[START OF RECORDS TO USE]

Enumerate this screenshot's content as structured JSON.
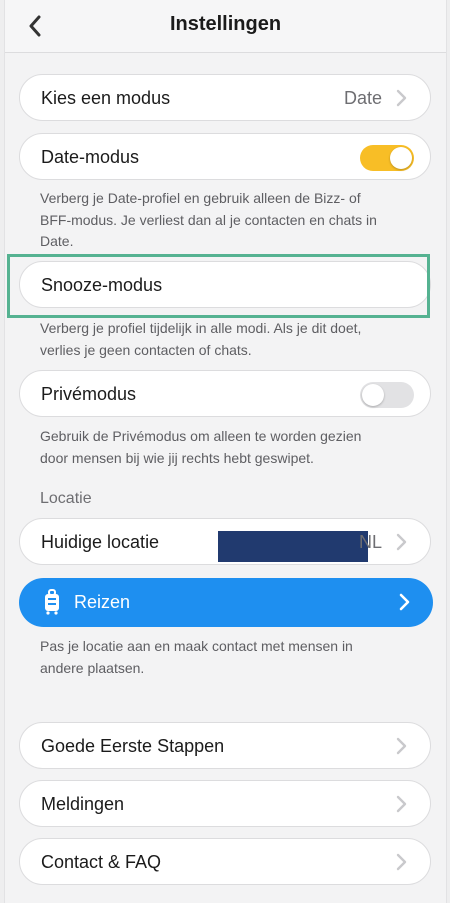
{
  "header": {
    "title": "Instellingen"
  },
  "mode_row": {
    "label": "Kies een modus",
    "value": "Date"
  },
  "date_mode": {
    "label": "Date-modus",
    "enabled": true,
    "desc_lines": [
      "Verberg je Date-profiel en gebruik alleen de Bizz- of",
      "BFF-modus. Je verliest dan al je contacten en chats in",
      "Date."
    ]
  },
  "snooze_mode": {
    "label": "Snooze-modus",
    "desc_lines": [
      "Verberg je profiel tijdelijk in alle modi. Als je dit doet,",
      "verlies je geen contacten of chats."
    ]
  },
  "private_mode": {
    "label": "Privémodus",
    "enabled": false,
    "desc_lines": [
      "Gebruik de Privémodus om alleen te worden gezien",
      "door mensen bij wie jij rechts hebt geswipet."
    ]
  },
  "location": {
    "section_label": "Locatie",
    "current_label": "Huidige locatie",
    "current_value": "NL"
  },
  "travel": {
    "label": "Reizen",
    "desc_lines": [
      "Pas je locatie aan en maak contact met mensen in",
      "andere plaatsen."
    ]
  },
  "links": [
    {
      "label": "Goede Eerste Stappen"
    },
    {
      "label": "Meldingen"
    },
    {
      "label": "Contact & FAQ"
    }
  ],
  "colors": {
    "accent_toggle": "#f8be26",
    "travel_blue": "#1e8ff0",
    "highlight_green": "#55b291"
  }
}
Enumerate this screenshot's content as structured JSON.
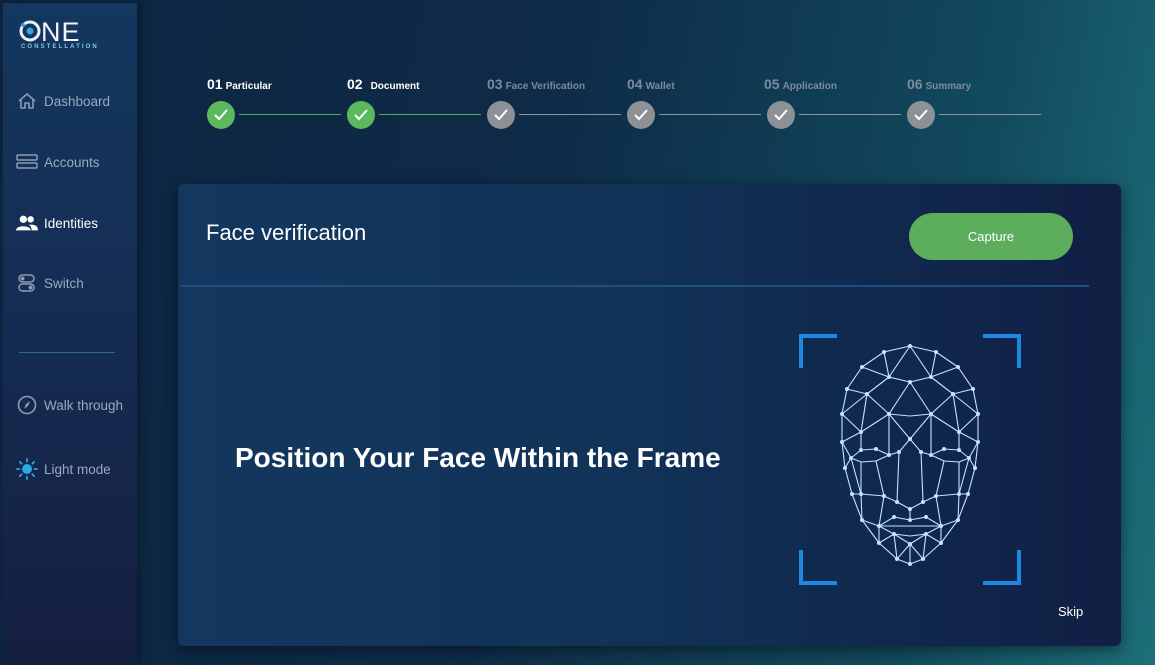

[END OF RECORDS TO USE]

Scan the data above; copy every line where "chats" appears.

      "BFF-modus. Je verliest dan al je contacten en chats in",
      "verlies je geen contacten of chats."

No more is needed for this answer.